→ Objective
Can you reproduce each of the entries below line for line, with every character unchanged?

→ Stored records

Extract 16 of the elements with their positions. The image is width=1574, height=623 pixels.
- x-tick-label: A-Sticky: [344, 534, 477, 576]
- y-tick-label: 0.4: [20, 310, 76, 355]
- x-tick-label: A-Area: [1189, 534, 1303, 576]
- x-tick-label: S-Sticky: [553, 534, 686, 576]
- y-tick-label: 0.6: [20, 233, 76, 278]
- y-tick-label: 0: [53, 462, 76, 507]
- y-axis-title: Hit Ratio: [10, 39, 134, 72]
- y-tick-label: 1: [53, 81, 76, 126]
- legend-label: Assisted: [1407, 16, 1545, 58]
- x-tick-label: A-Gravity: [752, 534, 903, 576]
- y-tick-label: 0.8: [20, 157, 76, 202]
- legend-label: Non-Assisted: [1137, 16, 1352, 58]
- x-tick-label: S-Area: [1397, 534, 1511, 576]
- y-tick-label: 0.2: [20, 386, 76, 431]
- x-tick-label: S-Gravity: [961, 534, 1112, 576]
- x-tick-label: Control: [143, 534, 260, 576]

→ Answer in full
Extract 16 of the elements with their positions. The image is width=1574, height=623 pixels.
- x-tick-label: A-Sticky: [344, 534, 477, 576]
- y-tick-label: 0.4: [20, 310, 76, 355]
- x-tick-label: A-Area: [1189, 534, 1303, 576]
- x-tick-label: S-Sticky: [553, 534, 686, 576]
- y-tick-label: 0.6: [20, 233, 76, 278]
- y-tick-label: 0: [53, 462, 76, 507]
- y-axis-title: Hit Ratio: [10, 39, 134, 72]
- y-tick-label: 1: [53, 81, 76, 126]
- legend-label: Assisted: [1407, 16, 1545, 58]
- x-tick-label: A-Gravity: [752, 534, 903, 576]
- y-tick-label: 0.8: [20, 157, 76, 202]
- legend-label: Non-Assisted: [1137, 16, 1352, 58]
- x-tick-label: S-Area: [1397, 534, 1511, 576]
- y-tick-label: 0.2: [20, 386, 76, 431]
- x-tick-label: S-Gravity: [961, 534, 1112, 576]
- x-tick-label: Control: [143, 534, 260, 576]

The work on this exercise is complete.